## Requirements
Quote every line of the data below as it stands, omitting pictures.

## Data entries
■ ■ ■ ■ ■ ■ ■
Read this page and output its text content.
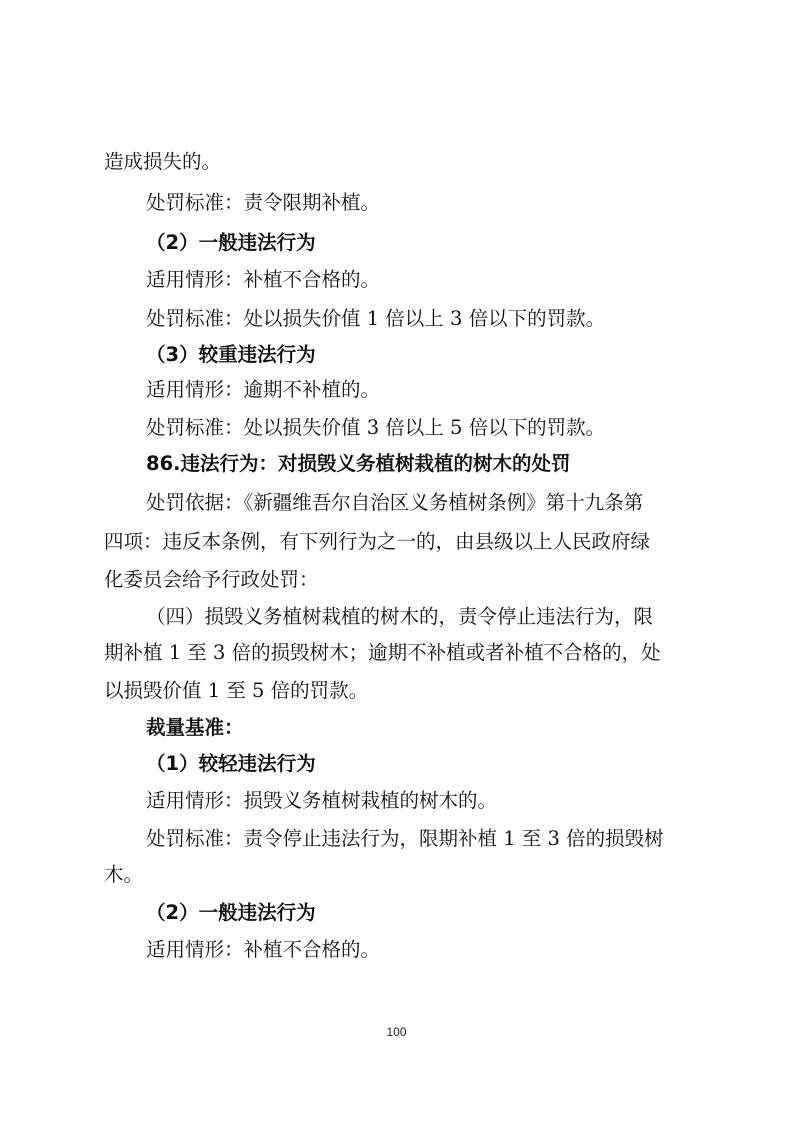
造成损失的。
处罚标准：责令限期补植。
（2）一般违法行为
适用情形：补植不合格的。
处罚标准：处以损失价值 1 倍以上 3 倍以下的罚款。
（3）较重违法行为
适用情形：逾期不补植的。
处罚标准：处以损失价值 3 倍以上 5 倍以下的罚款。
86.违法行为：对损毁义务植树栽植的树木的处罚
处罚依据：《新疆维吾尔自治区义务植树条例》第十九条第
四项：违反本条例，有下列行为之一的，由县级以上人民政府绿
化委员会给予行政处罚：
（四）损毁义务植树栽植的树木的，责令停止违法行为，限
期补植 1 至 3 倍的损毁树木；逾期不补植或者补植不合格的，处
以损毁价值 1 至 5 倍的罚款。
裁量基准：
（1）较轻违法行为
适用情形：损毁义务植树栽植的树木的。
处罚标准：责令停止违法行为，限期补植 1 至 3 倍的损毁树
木。
（2）一般违法行为
适用情形：补植不合格的。
100
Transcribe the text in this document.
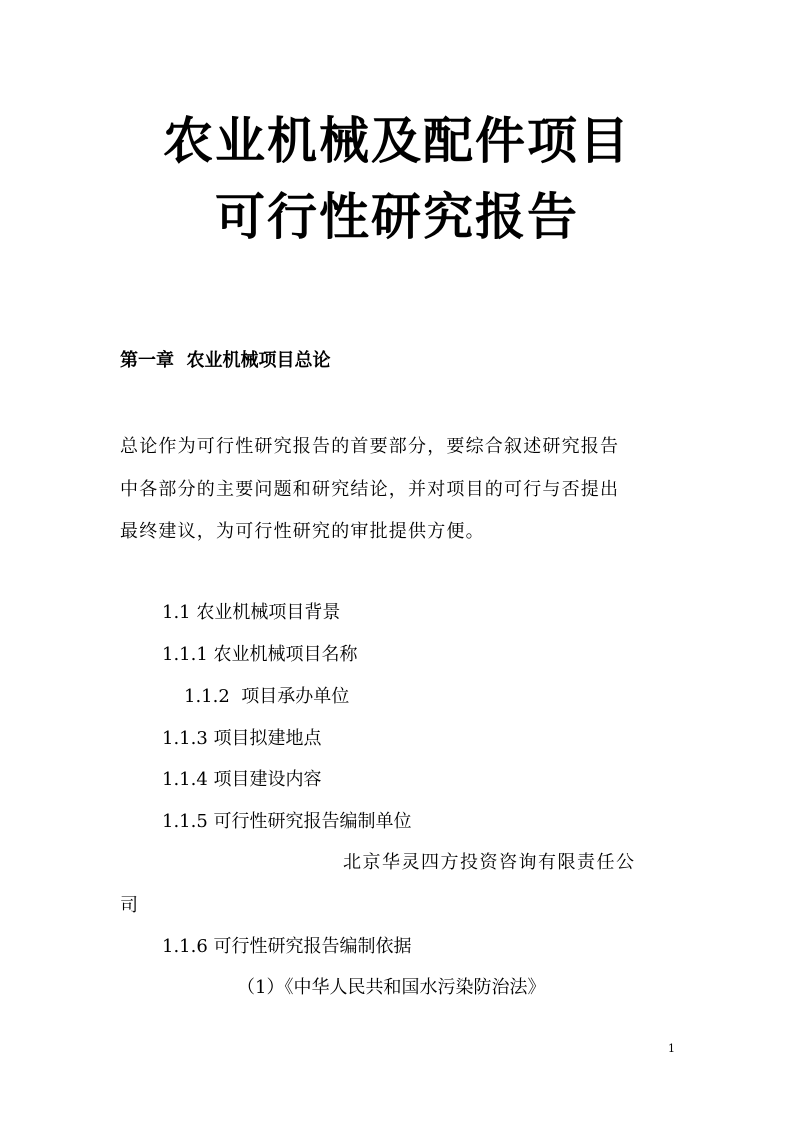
农业机械及配件项目
可行性研究报告
第一章  农业机械项目总论
总论作为可行性研究报告的首要部分，要综合叙述研究报告
中各部分的主要问题和研究结论，并对项目的可行与否提出
最终建议，为可行性研究的审批提供方便。
1.1 农业机械项目背景
1.1.1 农业机械项目名称
1.1.2  项目承办单位
1.1.3 项目拟建地点
1.1.4 项目建设内容
1.1.5 可行性研究报告编制单位
北京华灵四方投资咨询有限责任公
司
1.1.6 可行性研究报告编制依据
（1）《中华人民共和国水污染防治法》
1
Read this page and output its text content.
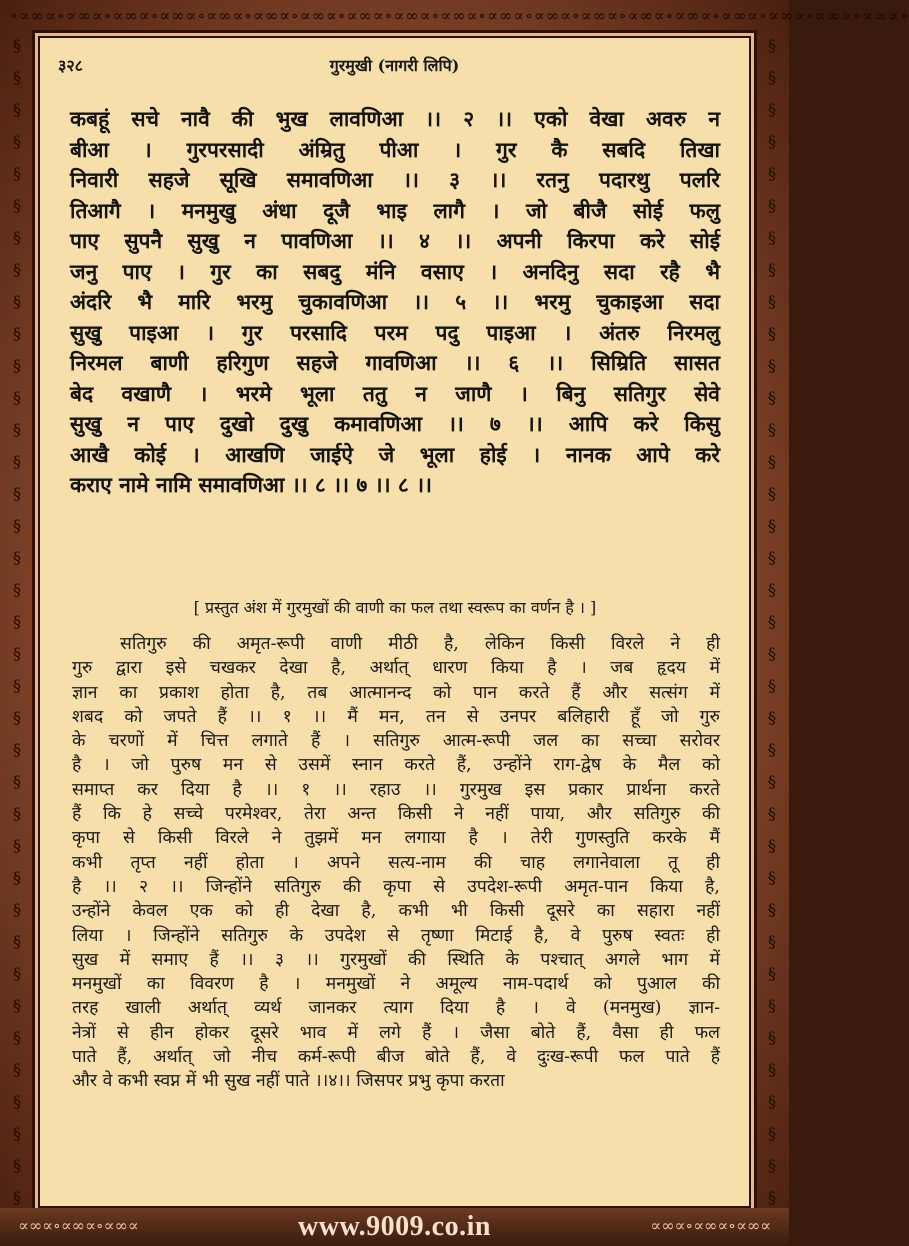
∘∝∞∝∘∝∞∝∘∝∞∝∘∝∞∝∘∝∞∝∘∝∞∝∘∝∞∝∘∝∞∝∘∝∞∝∘∝∞∝∘∝∞∝∘∝∞∝∘∝∞∝∘∝∞∝∘∝∞∝∘∝∞∝∘∝∞∝∘∝∞∝∘∝∞∝∘
§
§
§
§
§
§
§
§
§
§
§
§
§
§
§
§
§
§
§
§
§
§
§
§
§
§
§
§
§
§
§
§
§
§
§
§
§
§
§
§
§
§
§
§
§
§
§
§
§
§
§
§
§
§
§
§
§
§
§
§
§
§
§
§
§
§
§
§
§
§
§
§
§
§
३२८	गुरमुखी (नागरी लिपि)
कबहूं सचे नावै की भुख लावणिआ ।। २ ।। एको वेखा अवरु न
बीआ । गुरपरसादी अंम्रितु पीआ । गुर कै सबदि तिखा
निवारी सहजे सूखि समावणिआ ।। ३ ।। रतनु पदारथु पलरि
तिआगै । मनमुखु अंधा दूजै भाइ लागै । जो बीजै सोई फलु
पाए सुपनै सुखु न पावणिआ ।। ४ ।। अपनी किरपा करे सोई
जनु पाए । गुर का सबदु मंनि वसाए । अनदिनु सदा रहै भै
अंदरि भै मारि भरमु चुकावणिआ ।। ५ ।। भरमु चुकाइआ सदा
सुखु पाइआ । गुर परसादि परम पदु पाइआ । अंतरु निरमलु
निरमल बाणी हरिगुण सहजे गावणिआ ।। ६ ।। सिम्रिति सासत
बेद वखाणै । भरमे भूला ततु न जाणै । बिनु सतिगुर सेवे
सुखु न पाए दुखो दुखु कमावणिआ ।। ७ ।। आपि करे किसु
आखै कोई । आखणि जाईऐ जे भूला होई । नानक आपे करे
कराए नामे नामि समावणिआ ।। ८ ।। ७ ।। ८ ।।
[ प्रस्तुत अंश में गुरमुखों की वाणी का फल तथा स्वरूप का वर्णन है । ]
सतिगुरु की अमृत-रूपी वाणी मीठी है, लेकिन किसी विरले ने ही
गुरु द्वारा इसे चखकर देखा है, अर्थात् धारण किया है । जब हृदय में
ज्ञान का प्रकाश होता है, तब आत्मानन्द को पान करते हैं और सत्संग में
शबद को जपते हैं ।। १ ।। मैं मन, तन से उनपर बलिहारी हूँ जो गुरु
के चरणों में चित्त लगाते हैं । सतिगुरु आत्म-रूपी जल का सच्चा सरोवर
है । जो पुरुष मन से उसमें स्नान करते हैं, उन्होंने राग-द्वेष के मैल को
समाप्त कर दिया है ।। १ ।। रहाउ ।। गुरमुख इस प्रकार प्रार्थना करते
हैं कि हे सच्चे परमेश्वर, तेरा अन्त किसी ने नहीं पाया, और सतिगुरु की
कृपा से किसी विरले ने तुझमें मन लगाया है । तेरी गुणस्तुति करके मैं
कभी तृप्त नहीं होता । अपने सत्य-नाम की चाह लगानेवाला तू ही
है ।। २ ।। जिन्होंने सतिगुरु की कृपा से उपदेश-रूपी अमृत-पान किया है,
उन्होंने केवल एक को ही देखा है, कभी भी किसी दूसरे का सहारा नहीं
लिया । जिन्होंने सतिगुरु के उपदेश से तृष्णा मिटाई है, वे पुरुष स्वतः ही
सुख में समाए हैं ।। ३ ।। गुरमुखों की स्थिति के पश्चात् अगले भाग में
मनमुखों का विवरण है । मनमुखों ने अमूल्य नाम-पदार्थ को पुआल की
तरह खाली अर्थात् व्यर्थ जानकर त्याग दिया है । वे (मनमुख) ज्ञान-
नेत्रों से हीन होकर दूसरे भाव में लगे हैं । जैसा बोते हैं, वैसा ही फल
पाते हैं, अर्थात् जो नीच कर्म-रूपी बीज बोते हैं, वे दुःख-रूपी फल पाते हैं
और वे कभी स्वप्न में भी सुख नहीं पाते ।।४।। जिसपर प्रभु कृपा करता
∝∞∝∘∝∞∝∘∝∞∝	www.9009.co.in	∝∞∝∘∝∞∝∘∝∞∝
■ ■ ■ ■ ■ ■ ■
## Response to the exercise
Read this page and output its text content.
造成损失的。
处罚标准：责令限期补植。
（2）一般违法行为
适用情形：补植不合格的。
处罚标准：处以损失价值 1 倍以上 3 倍以下的罚款。
（3）较重违法行为
适用情形：逾期不补植的。
处罚标准：处以损失价值 3 倍以上 5 倍以下的罚款。
86.违法行为：对损毁义务植树栽植的树木的处罚
处罚依据：《新疆维吾尔自治区义务植树条例》第十九条第
四项：违反本条例，有下列行为之一的，由县级以上人民政府绿
化委员会给予行政处罚：
（四）损毁义务植树栽植的树木的，责令停止违法行为，限
期补植 1 至 3 倍的损毁树木；逾期不补植或者补植不合格的，处
以损毁价值 1 至 5 倍的罚款。
裁量基准：
（1）较轻违法行为
适用情形：损毁义务植树栽植的树木的。
处罚标准：责令停止违法行为，限期补植 1 至 3 倍的损毁树
木。
（2）一般违法行为
适用情形：补植不合格的。
100
Transcribe the text in this document.
农业机械及配件项目
可行性研究报告
第一章  农业机械项目总论
总论作为可行性研究报告的首要部分，要综合叙述研究报告
中各部分的主要问题和研究结论，并对项目的可行与否提出
最终建议，为可行性研究的审批提供方便。
1.1 农业机械项目背景
1.1.1 农业机械项目名称
1.1.2  项目承办单位
1.1.3 项目拟建地点
1.1.4 项目建设内容
1.1.5 可行性研究报告编制单位
北京华灵四方投资咨询有限责任公
司
1.1.6 可行性研究报告编制依据
（1）《中华人民共和国水污染防治法》
1
Read this page and output its text content.
∘∝∞∝∘∝∞∝∘∝∞∝∘∝∞∝∘∝∞∝∘∝∞∝∘∝∞∝∘∝∞∝∘∝∞∝∘∝∞∝∘∝∞∝∘∝∞∝∘∝∞∝∘∝∞∝∘∝∞∝∘∝∞∝∘∝∞∝∘∝∞∝∘∝∞∝∘
§
§
§
§
§
§
§
§
§
§
§
§
§
§
§
§
§
§
§
§
§
§
§
§
§
§
§
§
§
§
§
§
§
§
§
§
§
§
§
§
§
§
§
§
§
§
§
§
§
§
§
§
§
§
§
§
§
§
§
§
§
§
§
§
§
§
§
§
§
§
§
§
§
§
३२८	गुरमुखी (नागरी लिपि)
कबहूं सचे नावै की भुख लावणिआ ।। २ ।। एको वेखा अवरु न
बीआ । गुरपरसादी अंम्रितु पीआ । गुर कै सबदि तिखा
निवारी सहजे सूखि समावणिआ ।। ३ ।। रतनु पदारथु पलरि
तिआगै । मनमुखु अंधा दूजै भाइ लागै । जो बीजै सोई फलु
पाए सुपनै सुखु न पावणिआ ।। ४ ।। अपनी किरपा करे सोई
जनु पाए । गुर का सबदु मंनि वसाए । अनदिनु सदा रहै भै
अंदरि भै मारि भरमु चुकावणिआ ।। ५ ।। भरमु चुकाइआ सदा
सुखु पाइआ । गुर परसादि परम पदु पाइआ । अंतरु निरमलु
निरमल बाणी हरिगुण सहजे गावणिआ ।। ६ ।। सिम्रिति सासत
बेद वखाणै । भरमे भूला ततु न जाणै । बिनु सतिगुर सेवे
सुखु न पाए दुखो दुखु कमावणिआ ।। ७ ।। आपि करे किसु
आखै कोई । आखणि जाईऐ जे भूला होई । नानक आपे करे
कराए नामे नामि समावणिआ ।। ८ ।। ७ ।। ८ ।।
[ प्रस्तुत अंश में गुरमुखों की वाणी का फल तथा स्वरूप का वर्णन है । ]
सतिगुरु की अमृत-रूपी वाणी मीठी है, लेकिन किसी विरले ने ही
गुरु द्वारा इसे चखकर देखा है, अर्थात् धारण किया है । जब हृदय में
ज्ञान का प्रकाश होता है, तब आत्मानन्द को पान करते हैं और सत्संग में
शबद को जपते हैं ।। १ ।। मैं मन, तन से उनपर बलिहारी हूँ जो गुरु
के चरणों में चित्त लगाते हैं । सतिगुरु आत्म-रूपी जल का सच्चा सरोवर
है । जो पुरुष मन से उसमें स्नान करते हैं, उन्होंने राग-द्वेष के मैल को
समाप्त कर दिया है ।। १ ।। रहाउ ।। गुरमुख इस प्रकार प्रार्थना करते
हैं कि हे सच्चे परमेश्वर, तेरा अन्त किसी ने नहीं पाया, और सतिगुरु की
कृपा से किसी विरले ने तुझमें मन लगाया है । तेरी गुणस्तुति करके मैं
कभी तृप्त नहीं होता । अपने सत्य-नाम की चाह लगानेवाला तू ही
है ।। २ ।। जिन्होंने सतिगुरु की कृपा से उपदेश-रूपी अमृत-पान किया है,
उन्होंने केवल एक को ही देखा है, कभी भी किसी दूसरे का सहारा नहीं
लिया । जिन्होंने सतिगुरु के उपदेश से तृष्णा मिटाई है, वे पुरुष स्वतः ही
सुख में समाए हैं ।। ३ ।। गुरमुखों की स्थिति के पश्चात् अगले भाग में
मनमुखों का विवरण है । मनमुखों ने अमूल्य नाम-पदार्थ को पुआल की
तरह खाली अर्थात् व्यर्थ जानकर त्याग दिया है । वे (मनमुख) ज्ञान-
नेत्रों से हीन होकर दूसरे भाव में लगे हैं । जैसा बोते हैं, वैसा ही फल
पाते हैं, अर्थात् जो नीच कर्म-रूपी बीज बोते हैं, वे दुःख-रूपी फल पाते हैं
और वे कभी स्वप्न में भी सुख नहीं पाते ।।४।। जिसपर प्रभु कृपा करता
∝∞∝∘∝∞∝∘∝∞∝	www.9009.co.in	∝∞∝∘∝∞∝∘∝∞∝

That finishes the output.